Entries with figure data
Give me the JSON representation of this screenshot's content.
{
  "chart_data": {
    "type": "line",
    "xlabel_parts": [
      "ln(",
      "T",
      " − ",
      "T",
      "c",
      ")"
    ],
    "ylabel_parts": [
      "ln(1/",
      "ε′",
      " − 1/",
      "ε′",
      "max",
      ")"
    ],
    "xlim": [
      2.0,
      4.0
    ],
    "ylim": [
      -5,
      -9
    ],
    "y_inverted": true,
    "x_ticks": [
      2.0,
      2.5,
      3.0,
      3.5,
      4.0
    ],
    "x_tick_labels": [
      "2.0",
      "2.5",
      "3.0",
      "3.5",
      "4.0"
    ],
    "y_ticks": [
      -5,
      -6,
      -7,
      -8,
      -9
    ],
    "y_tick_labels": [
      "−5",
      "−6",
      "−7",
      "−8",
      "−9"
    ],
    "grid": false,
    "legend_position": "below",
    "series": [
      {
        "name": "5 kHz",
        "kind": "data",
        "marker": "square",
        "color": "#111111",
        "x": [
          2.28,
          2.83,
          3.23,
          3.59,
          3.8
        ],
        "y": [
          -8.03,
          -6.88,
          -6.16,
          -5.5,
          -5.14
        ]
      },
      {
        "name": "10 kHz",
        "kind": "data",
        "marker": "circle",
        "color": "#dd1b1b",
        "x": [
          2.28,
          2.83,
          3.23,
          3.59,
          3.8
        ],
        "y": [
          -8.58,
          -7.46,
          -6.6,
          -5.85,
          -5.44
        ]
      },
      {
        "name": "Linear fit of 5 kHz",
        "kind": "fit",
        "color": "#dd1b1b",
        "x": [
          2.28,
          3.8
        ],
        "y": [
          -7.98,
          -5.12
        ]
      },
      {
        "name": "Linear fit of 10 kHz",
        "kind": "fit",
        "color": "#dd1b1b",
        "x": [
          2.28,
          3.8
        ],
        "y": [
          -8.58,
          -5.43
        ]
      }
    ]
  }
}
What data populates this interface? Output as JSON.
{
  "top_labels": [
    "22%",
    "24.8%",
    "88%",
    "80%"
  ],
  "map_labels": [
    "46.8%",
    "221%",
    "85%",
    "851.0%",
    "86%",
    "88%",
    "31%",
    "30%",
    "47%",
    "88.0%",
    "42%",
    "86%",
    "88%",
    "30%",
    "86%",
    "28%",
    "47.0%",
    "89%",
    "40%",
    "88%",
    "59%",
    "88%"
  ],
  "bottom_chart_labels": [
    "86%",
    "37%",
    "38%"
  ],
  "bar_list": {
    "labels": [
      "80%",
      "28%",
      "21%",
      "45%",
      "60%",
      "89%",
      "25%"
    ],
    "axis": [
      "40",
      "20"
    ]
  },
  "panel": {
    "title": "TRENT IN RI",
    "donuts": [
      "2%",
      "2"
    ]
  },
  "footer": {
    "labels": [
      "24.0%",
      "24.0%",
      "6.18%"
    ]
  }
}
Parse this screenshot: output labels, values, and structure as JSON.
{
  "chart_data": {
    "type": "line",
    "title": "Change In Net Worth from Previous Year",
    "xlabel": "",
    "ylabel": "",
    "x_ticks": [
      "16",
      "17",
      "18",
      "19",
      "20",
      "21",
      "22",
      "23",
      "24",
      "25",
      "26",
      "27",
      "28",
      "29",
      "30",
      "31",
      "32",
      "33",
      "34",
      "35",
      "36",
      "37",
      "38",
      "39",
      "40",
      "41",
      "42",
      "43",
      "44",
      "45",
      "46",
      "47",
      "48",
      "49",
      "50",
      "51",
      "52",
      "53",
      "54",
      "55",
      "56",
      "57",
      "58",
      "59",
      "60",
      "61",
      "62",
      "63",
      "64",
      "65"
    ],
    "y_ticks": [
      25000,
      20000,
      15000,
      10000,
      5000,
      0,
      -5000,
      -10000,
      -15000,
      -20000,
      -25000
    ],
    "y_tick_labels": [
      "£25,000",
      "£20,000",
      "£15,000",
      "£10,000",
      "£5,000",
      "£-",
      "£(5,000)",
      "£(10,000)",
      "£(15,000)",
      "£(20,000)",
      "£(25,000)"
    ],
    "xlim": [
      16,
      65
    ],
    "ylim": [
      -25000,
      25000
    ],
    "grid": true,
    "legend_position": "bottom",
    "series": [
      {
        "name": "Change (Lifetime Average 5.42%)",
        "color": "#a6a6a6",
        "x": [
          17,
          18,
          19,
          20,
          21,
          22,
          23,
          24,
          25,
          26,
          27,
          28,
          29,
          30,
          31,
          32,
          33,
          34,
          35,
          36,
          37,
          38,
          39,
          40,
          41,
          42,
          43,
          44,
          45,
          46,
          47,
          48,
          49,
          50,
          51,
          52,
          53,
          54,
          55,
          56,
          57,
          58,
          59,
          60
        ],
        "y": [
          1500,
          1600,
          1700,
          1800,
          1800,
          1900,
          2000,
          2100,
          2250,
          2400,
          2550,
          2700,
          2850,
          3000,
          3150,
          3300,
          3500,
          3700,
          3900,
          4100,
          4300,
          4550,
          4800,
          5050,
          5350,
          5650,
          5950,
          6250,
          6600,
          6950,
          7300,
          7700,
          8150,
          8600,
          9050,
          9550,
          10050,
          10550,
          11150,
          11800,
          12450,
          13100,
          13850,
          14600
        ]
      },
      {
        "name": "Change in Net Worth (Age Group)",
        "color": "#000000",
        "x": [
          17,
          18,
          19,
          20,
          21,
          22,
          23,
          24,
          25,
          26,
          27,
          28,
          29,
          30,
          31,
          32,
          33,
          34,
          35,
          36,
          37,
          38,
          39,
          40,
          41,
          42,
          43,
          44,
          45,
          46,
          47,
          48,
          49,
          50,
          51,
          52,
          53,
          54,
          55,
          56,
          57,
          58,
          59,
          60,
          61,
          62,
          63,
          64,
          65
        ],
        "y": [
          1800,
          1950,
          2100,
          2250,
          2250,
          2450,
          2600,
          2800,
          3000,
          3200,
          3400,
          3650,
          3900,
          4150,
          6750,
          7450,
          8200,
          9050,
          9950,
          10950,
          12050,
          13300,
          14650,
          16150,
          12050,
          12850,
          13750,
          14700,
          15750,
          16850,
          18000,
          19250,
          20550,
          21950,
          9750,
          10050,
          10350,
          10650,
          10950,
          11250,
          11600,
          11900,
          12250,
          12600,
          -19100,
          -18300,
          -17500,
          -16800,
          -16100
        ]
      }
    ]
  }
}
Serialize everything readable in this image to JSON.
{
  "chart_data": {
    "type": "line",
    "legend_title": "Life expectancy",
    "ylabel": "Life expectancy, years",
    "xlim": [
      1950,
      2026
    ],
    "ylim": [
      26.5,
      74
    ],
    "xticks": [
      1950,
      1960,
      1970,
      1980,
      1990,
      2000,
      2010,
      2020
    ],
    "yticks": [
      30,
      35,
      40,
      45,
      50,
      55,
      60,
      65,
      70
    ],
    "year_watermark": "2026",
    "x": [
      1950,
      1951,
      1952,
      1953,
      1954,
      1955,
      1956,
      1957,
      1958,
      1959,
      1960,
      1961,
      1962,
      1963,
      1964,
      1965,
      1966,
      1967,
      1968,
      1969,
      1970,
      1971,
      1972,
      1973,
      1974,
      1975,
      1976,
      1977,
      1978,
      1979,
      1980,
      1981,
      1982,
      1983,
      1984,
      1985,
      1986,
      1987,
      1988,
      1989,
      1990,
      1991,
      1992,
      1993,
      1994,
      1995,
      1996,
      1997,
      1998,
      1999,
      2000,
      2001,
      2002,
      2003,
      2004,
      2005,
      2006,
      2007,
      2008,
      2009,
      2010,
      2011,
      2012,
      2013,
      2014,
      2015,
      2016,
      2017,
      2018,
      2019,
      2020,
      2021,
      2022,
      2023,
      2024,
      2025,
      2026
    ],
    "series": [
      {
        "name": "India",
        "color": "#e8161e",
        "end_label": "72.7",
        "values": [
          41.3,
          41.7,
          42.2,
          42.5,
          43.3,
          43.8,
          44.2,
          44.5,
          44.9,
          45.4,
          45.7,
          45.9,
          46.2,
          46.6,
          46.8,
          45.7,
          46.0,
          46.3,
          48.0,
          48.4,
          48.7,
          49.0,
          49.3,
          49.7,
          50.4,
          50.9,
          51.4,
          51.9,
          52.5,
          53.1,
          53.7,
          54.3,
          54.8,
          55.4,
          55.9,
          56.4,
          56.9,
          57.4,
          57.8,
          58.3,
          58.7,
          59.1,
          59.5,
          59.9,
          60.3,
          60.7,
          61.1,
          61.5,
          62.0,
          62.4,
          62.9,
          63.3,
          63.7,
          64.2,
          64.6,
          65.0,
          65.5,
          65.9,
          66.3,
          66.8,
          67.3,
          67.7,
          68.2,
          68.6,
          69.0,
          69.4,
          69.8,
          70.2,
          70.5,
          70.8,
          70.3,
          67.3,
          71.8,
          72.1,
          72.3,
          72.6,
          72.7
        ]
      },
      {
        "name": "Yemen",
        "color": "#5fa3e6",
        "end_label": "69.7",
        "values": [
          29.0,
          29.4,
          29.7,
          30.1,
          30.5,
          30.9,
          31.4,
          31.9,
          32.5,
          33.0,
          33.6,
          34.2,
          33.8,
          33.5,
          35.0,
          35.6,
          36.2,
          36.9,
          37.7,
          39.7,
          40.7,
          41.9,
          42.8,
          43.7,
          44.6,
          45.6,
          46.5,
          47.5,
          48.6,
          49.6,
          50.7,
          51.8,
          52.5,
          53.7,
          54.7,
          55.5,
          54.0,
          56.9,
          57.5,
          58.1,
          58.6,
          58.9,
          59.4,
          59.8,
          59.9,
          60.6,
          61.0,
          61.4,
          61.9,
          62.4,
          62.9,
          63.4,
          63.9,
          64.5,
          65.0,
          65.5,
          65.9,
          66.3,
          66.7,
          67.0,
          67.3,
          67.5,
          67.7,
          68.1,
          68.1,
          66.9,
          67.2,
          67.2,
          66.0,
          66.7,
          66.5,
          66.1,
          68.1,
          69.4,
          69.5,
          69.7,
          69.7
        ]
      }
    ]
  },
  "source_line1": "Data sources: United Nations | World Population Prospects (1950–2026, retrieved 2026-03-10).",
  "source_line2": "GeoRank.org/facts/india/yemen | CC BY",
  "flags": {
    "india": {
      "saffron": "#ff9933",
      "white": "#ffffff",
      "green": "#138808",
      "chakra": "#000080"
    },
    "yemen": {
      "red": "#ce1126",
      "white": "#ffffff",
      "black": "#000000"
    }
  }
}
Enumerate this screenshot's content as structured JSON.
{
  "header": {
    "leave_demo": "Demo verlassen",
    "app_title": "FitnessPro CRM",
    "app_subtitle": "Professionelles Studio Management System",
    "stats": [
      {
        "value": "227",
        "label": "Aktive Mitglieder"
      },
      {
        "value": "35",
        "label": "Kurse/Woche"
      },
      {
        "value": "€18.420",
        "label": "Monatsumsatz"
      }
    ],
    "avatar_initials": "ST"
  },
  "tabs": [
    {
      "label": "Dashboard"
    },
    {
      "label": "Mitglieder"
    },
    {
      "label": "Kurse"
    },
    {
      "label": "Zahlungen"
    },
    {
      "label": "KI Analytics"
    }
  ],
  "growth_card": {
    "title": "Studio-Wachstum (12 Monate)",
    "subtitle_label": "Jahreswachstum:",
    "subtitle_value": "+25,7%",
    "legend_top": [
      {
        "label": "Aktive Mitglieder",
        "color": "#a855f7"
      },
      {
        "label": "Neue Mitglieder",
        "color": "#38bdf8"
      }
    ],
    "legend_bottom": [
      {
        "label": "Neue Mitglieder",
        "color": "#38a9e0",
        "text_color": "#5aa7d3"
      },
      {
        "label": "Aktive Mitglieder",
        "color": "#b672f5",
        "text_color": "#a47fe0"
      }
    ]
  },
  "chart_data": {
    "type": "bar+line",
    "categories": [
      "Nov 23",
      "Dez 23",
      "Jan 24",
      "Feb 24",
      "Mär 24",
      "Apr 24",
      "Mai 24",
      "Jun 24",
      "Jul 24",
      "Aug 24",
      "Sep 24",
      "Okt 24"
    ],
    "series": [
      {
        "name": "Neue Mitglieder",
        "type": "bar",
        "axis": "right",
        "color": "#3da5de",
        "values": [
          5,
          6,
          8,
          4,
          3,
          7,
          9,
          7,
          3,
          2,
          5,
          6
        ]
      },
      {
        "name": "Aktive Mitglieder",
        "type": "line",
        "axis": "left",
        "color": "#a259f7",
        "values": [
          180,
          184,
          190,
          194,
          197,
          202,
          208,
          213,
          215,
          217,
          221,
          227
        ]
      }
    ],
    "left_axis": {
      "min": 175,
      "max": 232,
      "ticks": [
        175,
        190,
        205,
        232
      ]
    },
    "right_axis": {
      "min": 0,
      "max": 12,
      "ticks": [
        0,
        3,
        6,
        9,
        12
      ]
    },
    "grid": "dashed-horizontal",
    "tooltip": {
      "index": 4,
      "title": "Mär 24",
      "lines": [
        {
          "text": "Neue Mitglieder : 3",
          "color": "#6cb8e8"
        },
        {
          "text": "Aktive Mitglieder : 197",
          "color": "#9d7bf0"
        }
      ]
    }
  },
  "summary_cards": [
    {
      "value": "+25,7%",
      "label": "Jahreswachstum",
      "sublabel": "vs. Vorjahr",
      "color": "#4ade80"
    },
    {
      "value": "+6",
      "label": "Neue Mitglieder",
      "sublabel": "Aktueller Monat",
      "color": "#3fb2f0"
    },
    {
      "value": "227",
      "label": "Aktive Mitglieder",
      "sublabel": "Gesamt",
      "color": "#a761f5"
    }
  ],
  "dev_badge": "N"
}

__Challenge__
From the records above, pull out each line that has "Studio".

__Correct response__
    "app_subtitle": "Professionelles Studio Management System",
    "title": "Studio-Wachstum (12 Monate)",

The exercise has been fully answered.